◆ The request ◆
Word for word, restate every line of the material.

◆ Figure contents as structured data ◆
***
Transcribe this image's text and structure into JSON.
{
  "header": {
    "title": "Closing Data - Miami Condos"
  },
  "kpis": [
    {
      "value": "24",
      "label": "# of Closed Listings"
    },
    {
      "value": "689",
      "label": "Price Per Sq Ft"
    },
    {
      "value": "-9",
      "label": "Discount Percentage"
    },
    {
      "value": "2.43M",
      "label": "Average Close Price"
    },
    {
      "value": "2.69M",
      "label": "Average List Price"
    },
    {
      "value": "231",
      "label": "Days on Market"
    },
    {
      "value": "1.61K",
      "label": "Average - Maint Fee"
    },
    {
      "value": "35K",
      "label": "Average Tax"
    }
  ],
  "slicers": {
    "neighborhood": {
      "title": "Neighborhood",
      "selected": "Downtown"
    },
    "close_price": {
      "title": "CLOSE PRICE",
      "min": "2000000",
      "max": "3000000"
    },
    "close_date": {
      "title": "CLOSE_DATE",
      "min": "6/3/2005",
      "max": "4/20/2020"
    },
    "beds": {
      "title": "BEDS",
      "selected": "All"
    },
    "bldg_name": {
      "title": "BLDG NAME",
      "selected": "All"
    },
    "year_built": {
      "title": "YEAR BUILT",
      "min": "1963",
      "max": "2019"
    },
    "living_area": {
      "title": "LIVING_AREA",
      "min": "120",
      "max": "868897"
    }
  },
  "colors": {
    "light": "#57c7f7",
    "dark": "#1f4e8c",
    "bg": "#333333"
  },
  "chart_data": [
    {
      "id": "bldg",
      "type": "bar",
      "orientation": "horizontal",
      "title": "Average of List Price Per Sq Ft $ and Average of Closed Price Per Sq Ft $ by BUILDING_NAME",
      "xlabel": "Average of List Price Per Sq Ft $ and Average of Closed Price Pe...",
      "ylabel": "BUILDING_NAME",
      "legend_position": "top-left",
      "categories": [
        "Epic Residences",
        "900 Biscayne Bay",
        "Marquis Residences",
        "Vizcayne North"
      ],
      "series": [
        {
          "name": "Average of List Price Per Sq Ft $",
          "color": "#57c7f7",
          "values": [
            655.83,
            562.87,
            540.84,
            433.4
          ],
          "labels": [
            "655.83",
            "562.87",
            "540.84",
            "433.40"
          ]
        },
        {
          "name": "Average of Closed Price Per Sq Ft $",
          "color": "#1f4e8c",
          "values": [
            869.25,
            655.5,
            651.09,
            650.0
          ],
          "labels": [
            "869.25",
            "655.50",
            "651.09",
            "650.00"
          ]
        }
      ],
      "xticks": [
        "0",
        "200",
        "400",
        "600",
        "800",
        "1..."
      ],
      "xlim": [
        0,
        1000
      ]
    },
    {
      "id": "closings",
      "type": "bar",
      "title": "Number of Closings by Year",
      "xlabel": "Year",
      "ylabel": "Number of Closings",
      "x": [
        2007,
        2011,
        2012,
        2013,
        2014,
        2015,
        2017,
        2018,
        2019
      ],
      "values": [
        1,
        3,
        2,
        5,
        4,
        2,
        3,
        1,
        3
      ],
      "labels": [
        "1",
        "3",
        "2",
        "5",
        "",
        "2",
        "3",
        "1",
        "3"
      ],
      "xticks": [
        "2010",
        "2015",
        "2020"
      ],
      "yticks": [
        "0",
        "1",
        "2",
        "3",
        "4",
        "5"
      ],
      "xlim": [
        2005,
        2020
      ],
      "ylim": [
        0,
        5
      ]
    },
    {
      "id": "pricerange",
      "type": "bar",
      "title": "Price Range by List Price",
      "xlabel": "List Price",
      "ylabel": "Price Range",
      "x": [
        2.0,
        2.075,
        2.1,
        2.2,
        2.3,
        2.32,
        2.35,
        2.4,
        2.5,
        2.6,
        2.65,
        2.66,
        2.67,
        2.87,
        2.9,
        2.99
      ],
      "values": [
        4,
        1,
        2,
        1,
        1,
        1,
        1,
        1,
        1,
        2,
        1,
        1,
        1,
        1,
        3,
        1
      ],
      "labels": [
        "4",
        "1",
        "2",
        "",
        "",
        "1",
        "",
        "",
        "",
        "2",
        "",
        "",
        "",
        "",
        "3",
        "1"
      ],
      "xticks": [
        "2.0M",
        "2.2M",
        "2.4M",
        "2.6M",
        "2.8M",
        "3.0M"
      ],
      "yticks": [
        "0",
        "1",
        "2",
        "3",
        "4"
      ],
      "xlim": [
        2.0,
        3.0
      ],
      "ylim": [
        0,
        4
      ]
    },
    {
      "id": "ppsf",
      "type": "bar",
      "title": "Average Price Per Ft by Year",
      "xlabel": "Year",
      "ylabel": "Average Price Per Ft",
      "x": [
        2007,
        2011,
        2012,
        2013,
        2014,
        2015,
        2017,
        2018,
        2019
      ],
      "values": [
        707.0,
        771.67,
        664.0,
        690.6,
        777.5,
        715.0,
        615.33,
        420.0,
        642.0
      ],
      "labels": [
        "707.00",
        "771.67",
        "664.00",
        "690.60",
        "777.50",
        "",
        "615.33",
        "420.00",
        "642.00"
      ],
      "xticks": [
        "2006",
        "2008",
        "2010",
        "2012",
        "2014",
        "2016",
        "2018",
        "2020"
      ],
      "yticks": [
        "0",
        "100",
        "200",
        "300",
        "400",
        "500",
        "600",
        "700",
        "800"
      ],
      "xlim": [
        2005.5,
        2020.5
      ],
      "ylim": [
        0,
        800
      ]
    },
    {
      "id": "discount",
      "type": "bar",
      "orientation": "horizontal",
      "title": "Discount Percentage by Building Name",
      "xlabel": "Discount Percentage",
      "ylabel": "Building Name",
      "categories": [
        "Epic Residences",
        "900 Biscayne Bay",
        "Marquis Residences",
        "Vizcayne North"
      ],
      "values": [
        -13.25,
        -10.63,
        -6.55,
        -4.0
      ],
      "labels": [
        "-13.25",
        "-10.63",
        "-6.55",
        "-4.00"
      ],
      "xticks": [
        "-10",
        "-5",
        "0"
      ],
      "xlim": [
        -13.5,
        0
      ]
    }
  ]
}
***
◆ The reply ◆
Transcribe this image's text and structure into JSON.
{
  "header": {
    "title": "Closing Data - Miami Condos"
  },
  "kpis": [
    {
      "value": "24",
      "label": "# of Closed Listings"
    },
    {
      "value": "689",
      "label": "Price Per Sq Ft"
    },
    {
      "value": "-9",
      "label": "Discount Percentage"
    },
    {
      "value": "2.43M",
      "label": "Average Close Price"
    },
    {
      "value": "2.69M",
      "label": "Average List Price"
    },
    {
      "value": "231",
      "label": "Days on Market"
    },
    {
      "value": "1.61K",
      "label": "Average - Maint Fee"
    },
    {
      "value": "35K",
      "label": "Average Tax"
    }
  ],
  "slicers": {
    "neighborhood": {
      "title": "Neighborhood",
      "selected": "Downtown"
    },
    "close_price": {
      "title": "CLOSE PRICE",
      "min": "2000000",
      "max": "3000000"
    },
    "close_date": {
      "title": "CLOSE_DATE",
      "min": "6/3/2005",
      "max": "4/20/2020"
    },
    "beds": {
      "title": "BEDS",
      "selected": "All"
    },
    "bldg_name": {
      "title": "BLDG NAME",
      "selected": "All"
    },
    "year_built": {
      "title": "YEAR BUILT",
      "min": "1963",
      "max": "2019"
    },
    "living_area": {
      "title": "LIVING_AREA",
      "min": "120",
      "max": "868897"
    }
  },
  "colors": {
    "light": "#57c7f7",
    "dark": "#1f4e8c",
    "bg": "#333333"
  },
  "chart_data": [
    {
      "id": "bldg",
      "type": "bar",
      "orientation": "horizontal",
      "title": "Average of List Price Per Sq Ft $ and Average of Closed Price Per Sq Ft $ by BUILDING_NAME",
      "xlabel": "Average of List Price Per Sq Ft $ and Average of Closed Price Pe...",
      "ylabel": "BUILDING_NAME",
      "legend_position": "top-left",
      "categories": [
        "Epic Residences",
        "900 Biscayne Bay",
        "Marquis Residences",
        "Vizcayne North"
      ],
      "series": [
        {
          "name": "Average of List Price Per Sq Ft $",
          "color": "#57c7f7",
          "values": [
            655.83,
            562.87,
            540.84,
            433.4
          ],
          "labels": [
            "655.83",
            "562.87",
            "540.84",
            "433.40"
          ]
        },
        {
          "name": "Average of Closed Price Per Sq Ft $",
          "color": "#1f4e8c",
          "values": [
            869.25,
            655.5,
            651.09,
            650.0
          ],
          "labels": [
            "869.25",
            "655.50",
            "651.09",
            "650.00"
          ]
        }
      ],
      "xticks": [
        "0",
        "200",
        "400",
        "600",
        "800",
        "1..."
      ],
      "xlim": [
        0,
        1000
      ]
    },
    {
      "id": "closings",
      "type": "bar",
      "title": "Number of Closings by Year",
      "xlabel": "Year",
      "ylabel": "Number of Closings",
      "x": [
        2007,
        2011,
        2012,
        2013,
        2014,
        2015,
        2017,
        2018,
        2019
      ],
      "values": [
        1,
        3,
        2,
        5,
        4,
        2,
        3,
        1,
        3
      ],
      "labels": [
        "1",
        "3",
        "2",
        "5",
        "",
        "2",
        "3",
        "1",
        "3"
      ],
      "xticks": [
        "2010",
        "2015",
        "2020"
      ],
      "yticks": [
        "0",
        "1",
        "2",
        "3",
        "4",
        "5"
      ],
      "xlim": [
        2005,
        2020
      ],
      "ylim": [
        0,
        5
      ]
    },
    {
      "id": "pricerange",
      "type": "bar",
      "title": "Price Range by List Price",
      "xlabel": "List Price",
      "ylabel": "Price Range",
      "x": [
        2.0,
        2.075,
        2.1,
        2.2,
        2.3,
        2.32,
        2.35,
        2.4,
        2.5,
        2.6,
        2.65,
        2.66,
        2.67,
        2.87,
        2.9,
        2.99
      ],
      "values": [
        4,
        1,
        2,
        1,
        1,
        1,
        1,
        1,
        1,
        2,
        1,
        1,
        1,
        1,
        3,
        1
      ],
      "labels": [
        "4",
        "1",
        "2",
        "",
        "",
        "1",
        "",
        "",
        "",
        "2",
        "",
        "",
        "",
        "",
        "3",
        "1"
      ],
      "xticks": [
        "2.0M",
        "2.2M",
        "2.4M",
        "2.6M",
        "2.8M",
        "3.0M"
      ],
      "yticks": [
        "0",
        "1",
        "2",
        "3",
        "4"
      ],
      "xlim": [
        2.0,
        3.0
      ],
      "ylim": [
        0,
        4
      ]
    },
    {
      "id": "ppsf",
      "type": "bar",
      "title": "Average Price Per Ft by Year",
      "xlabel": "Year",
      "ylabel": "Average Price Per Ft",
      "x": [
        2007,
        2011,
        2012,
        2013,
        2014,
        2015,
        2017,
        2018,
        2019
      ],
      "values": [
        707.0,
        771.67,
        664.0,
        690.6,
        777.5,
        715.0,
        615.33,
        420.0,
        642.0
      ],
      "labels": [
        "707.00",
        "771.67",
        "664.00",
        "690.60",
        "777.50",
        "",
        "615.33",
        "420.00",
        "642.00"
      ],
      "xticks": [
        "2006",
        "2008",
        "2010",
        "2012",
        "2014",
        "2016",
        "2018",
        "2020"
      ],
      "yticks": [
        "0",
        "100",
        "200",
        "300",
        "400",
        "500",
        "600",
        "700",
        "800"
      ],
      "xlim": [
        2005.5,
        2020.5
      ],
      "ylim": [
        0,
        800
      ]
    },
    {
      "id": "discount",
      "type": "bar",
      "orientation": "horizontal",
      "title": "Discount Percentage by Building Name",
      "xlabel": "Discount Percentage",
      "ylabel": "Building Name",
      "categories": [
        "Epic Residences",
        "900 Biscayne Bay",
        "Marquis Residences",
        "Vizcayne North"
      ],
      "values": [
        -13.25,
        -10.63,
        -6.55,
        -4.0
      ],
      "labels": [
        "-13.25",
        "-10.63",
        "-6.55",
        "-4.00"
      ],
      "xticks": [
        "-10",
        "-5",
        "0"
      ],
      "xlim": [
        -13.5,
        0
      ]
    }
  ]
}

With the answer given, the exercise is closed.